What you should do: The exercise asks you to copy every line below in which "rectangle" appears.

Entries from a visual dataset:
===

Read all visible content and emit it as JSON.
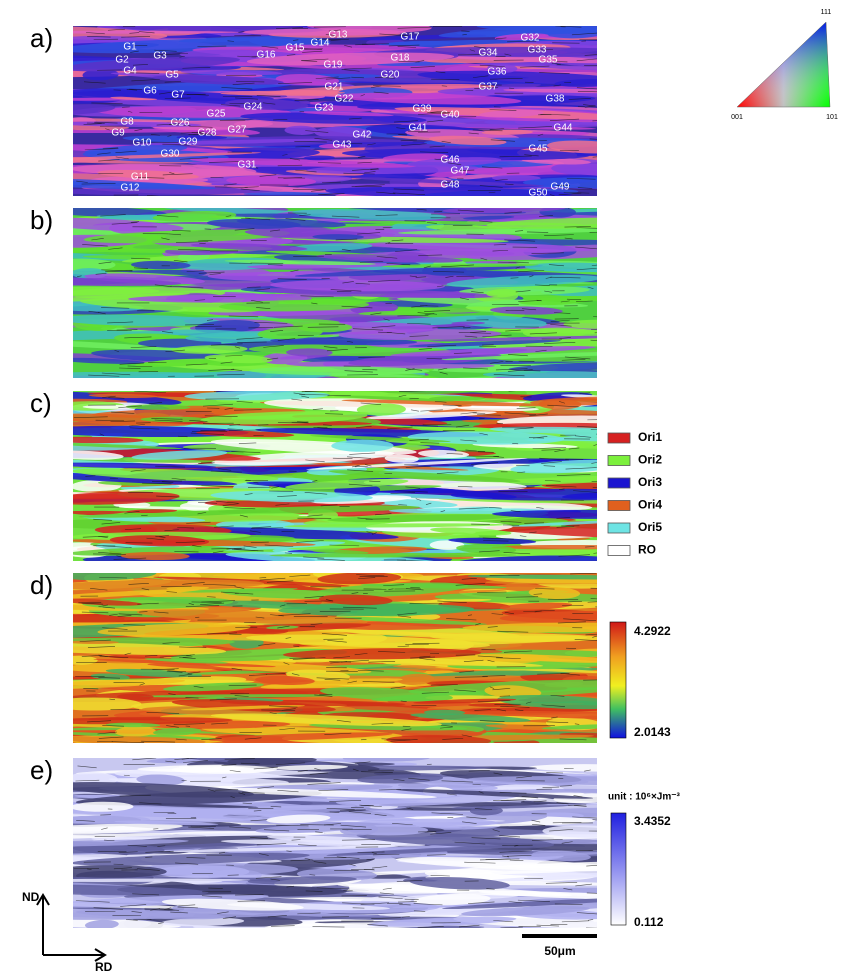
{
  "panels": [
    {
      "label": "a)"
    },
    {
      "label": "b)"
    },
    {
      "label": "c)"
    },
    {
      "label": "d)"
    },
    {
      "label": "e)"
    }
  ],
  "grain_labels": [
    "G1",
    "G2",
    "G3",
    "G4",
    "G5",
    "G6",
    "G7",
    "G8",
    "G9",
    "G10",
    "G11",
    "G12",
    "G13",
    "G14",
    "G15",
    "G16",
    "G17",
    "G18",
    "G19",
    "G20",
    "G21",
    "G22",
    "G23",
    "G24",
    "G25",
    "G26",
    "G27",
    "G28",
    "G29",
    "G30",
    "G31",
    "G32",
    "G33",
    "G34",
    "G35",
    "G36",
    "G37",
    "G38",
    "G39",
    "G40",
    "G41",
    "G42",
    "G43",
    "G44",
    "G45",
    "G46",
    "G47",
    "G48",
    "G49",
    "G50"
  ],
  "ipf_key": {
    "top": "111",
    "left": "001",
    "right": "101"
  },
  "legend": {
    "items": [
      "Ori1",
      "Ori2",
      "Ori3",
      "Ori4",
      "Ori5",
      "RO"
    ]
  },
  "colorbar_d": {
    "max": 4.2922,
    "min": 2.0143
  },
  "colorbar_e": {
    "unit": "unit : 10⁶×Jm⁻³",
    "max": 3.4352,
    "min": 0.112
  },
  "scale_bar": "50μm",
  "axes": {
    "vertical": "ND",
    "horizontal": "RD"
  }
}
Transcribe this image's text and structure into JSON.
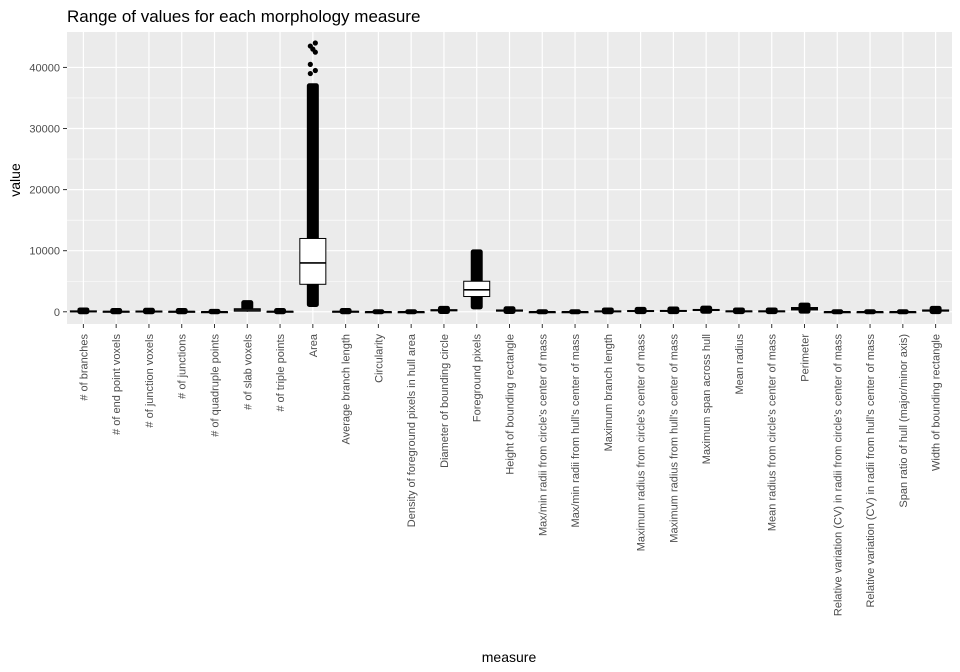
{
  "chart_data": {
    "type": "boxplot",
    "title": "Range of values for each morphology measure",
    "xlabel": "measure",
    "ylabel": "value",
    "ylim": [
      -2000,
      45800
    ],
    "yticks": [
      0,
      10000,
      20000,
      30000,
      40000
    ],
    "ytick_labels": [
      "0",
      "10000",
      "20000",
      "30000",
      "40000"
    ],
    "grid": true,
    "colors": {
      "panel": "#ebebeb",
      "grid": "#ffffff",
      "box": "#000000",
      "points": "#000000"
    },
    "categories": [
      "# of branches",
      "# of end point voxels",
      "# of junction voxels",
      "# of junctions",
      "# of quadruple points",
      "# of slab voxels",
      "# of triple points",
      "Area",
      "Average branch length",
      "Circularity",
      "Density of foreground pixels in hull area",
      "Diameter of bounding circle",
      "Foreground pixels",
      "Height of bounding rectangle",
      "Max/min radii from circle's center of mass",
      "Max/min radii from hull's center of mass",
      "Maximum branch length",
      "Maximum radius from circle's center of mass",
      "Maximum radius from hull's center of mass",
      "Maximum span across hull",
      "Mean radius",
      "Mean radius from circle's center of mass",
      "Perimeter",
      "Relative variation (CV) in radii from circle's center of mass",
      "Relative variation (CV) in radii from hull's center of mass",
      "Span ratio of hull (major/minor axis)",
      "Width of bounding rectangle"
    ],
    "boxes": [
      {
        "q1": 0,
        "median": 60,
        "q3": 150,
        "min": 0,
        "max": 300,
        "outlier_range": [
          0,
          300
        ]
      },
      {
        "q1": 0,
        "median": 30,
        "q3": 80,
        "min": 0,
        "max": 200,
        "outlier_range": [
          0,
          200
        ]
      },
      {
        "q1": 0,
        "median": 50,
        "q3": 120,
        "min": 0,
        "max": 250,
        "outlier_range": [
          0,
          250
        ]
      },
      {
        "q1": 0,
        "median": 30,
        "q3": 70,
        "min": 0,
        "max": 200,
        "outlier_range": [
          0,
          200
        ]
      },
      {
        "q1": 0,
        "median": 0,
        "q3": 10,
        "min": 0,
        "max": 60,
        "outlier_range": [
          0,
          60
        ]
      },
      {
        "q1": 100,
        "median": 300,
        "q3": 500,
        "min": 0,
        "max": 1200,
        "outlier_range": [
          700,
          1500
        ]
      },
      {
        "q1": 0,
        "median": 30,
        "q3": 80,
        "min": 0,
        "max": 200,
        "outlier_range": [
          0,
          200
        ]
      },
      {
        "q1": 4500,
        "median": 8000,
        "q3": 12000,
        "min": 1200,
        "max": 22000,
        "outlier_range": [
          1200,
          37000
        ],
        "extreme_outliers": [
          39000,
          39500,
          40500,
          42500,
          43000,
          43500,
          44000
        ]
      },
      {
        "q1": 0,
        "median": 30,
        "q3": 80,
        "min": 0,
        "max": 200,
        "outlier_range": [
          0,
          200
        ]
      },
      {
        "q1": 0,
        "median": 0,
        "q3": 1,
        "min": 0,
        "max": 1,
        "outlier_range": [
          0,
          1
        ]
      },
      {
        "q1": 0,
        "median": 0,
        "q3": 1,
        "min": 0,
        "max": 1,
        "outlier_range": [
          0,
          1
        ]
      },
      {
        "q1": 150,
        "median": 250,
        "q3": 350,
        "min": 50,
        "max": 500,
        "outlier_range": [
          50,
          550
        ]
      },
      {
        "q1": 2500,
        "median": 3600,
        "q3": 5000,
        "min": 800,
        "max": 9500,
        "outlier_range": [
          800,
          9800
        ]
      },
      {
        "q1": 100,
        "median": 200,
        "q3": 300,
        "min": 50,
        "max": 450,
        "outlier_range": [
          50,
          500
        ]
      },
      {
        "q1": 0,
        "median": 2,
        "q3": 3,
        "min": 0,
        "max": 10,
        "outlier_range": [
          0,
          10
        ]
      },
      {
        "q1": 0,
        "median": 2,
        "q3": 3,
        "min": 0,
        "max": 10,
        "outlier_range": [
          0,
          10
        ]
      },
      {
        "q1": 30,
        "median": 80,
        "q3": 150,
        "min": 0,
        "max": 300,
        "outlier_range": [
          0,
          300
        ]
      },
      {
        "q1": 100,
        "median": 150,
        "q3": 200,
        "min": 30,
        "max": 350,
        "outlier_range": [
          30,
          400
        ]
      },
      {
        "q1": 100,
        "median": 150,
        "q3": 220,
        "min": 30,
        "max": 400,
        "outlier_range": [
          30,
          450
        ]
      },
      {
        "q1": 200,
        "median": 280,
        "q3": 380,
        "min": 80,
        "max": 550,
        "outlier_range": [
          80,
          600
        ]
      },
      {
        "q1": 50,
        "median": 100,
        "q3": 150,
        "min": 20,
        "max": 300,
        "outlier_range": [
          20,
          300
        ]
      },
      {
        "q1": 50,
        "median": 100,
        "q3": 150,
        "min": 20,
        "max": 300,
        "outlier_range": [
          20,
          300
        ]
      },
      {
        "q1": 300,
        "median": 500,
        "q3": 700,
        "min": 100,
        "max": 1000,
        "outlier_range": [
          100,
          1100
        ]
      },
      {
        "q1": 0,
        "median": 0,
        "q3": 1,
        "min": 0,
        "max": 1,
        "outlier_range": [
          0,
          1
        ]
      },
      {
        "q1": 0,
        "median": 0,
        "q3": 1,
        "min": 0,
        "max": 1,
        "outlier_range": [
          0,
          1
        ]
      },
      {
        "q1": 0,
        "median": 1,
        "q3": 2,
        "min": 0,
        "max": 5,
        "outlier_range": [
          0,
          5
        ]
      },
      {
        "q1": 100,
        "median": 200,
        "q3": 300,
        "min": 30,
        "max": 500,
        "outlier_range": [
          30,
          550
        ]
      }
    ]
  }
}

===

Full answer:
      "Height of bounding rectangle",
      "Width of bounding rectangle"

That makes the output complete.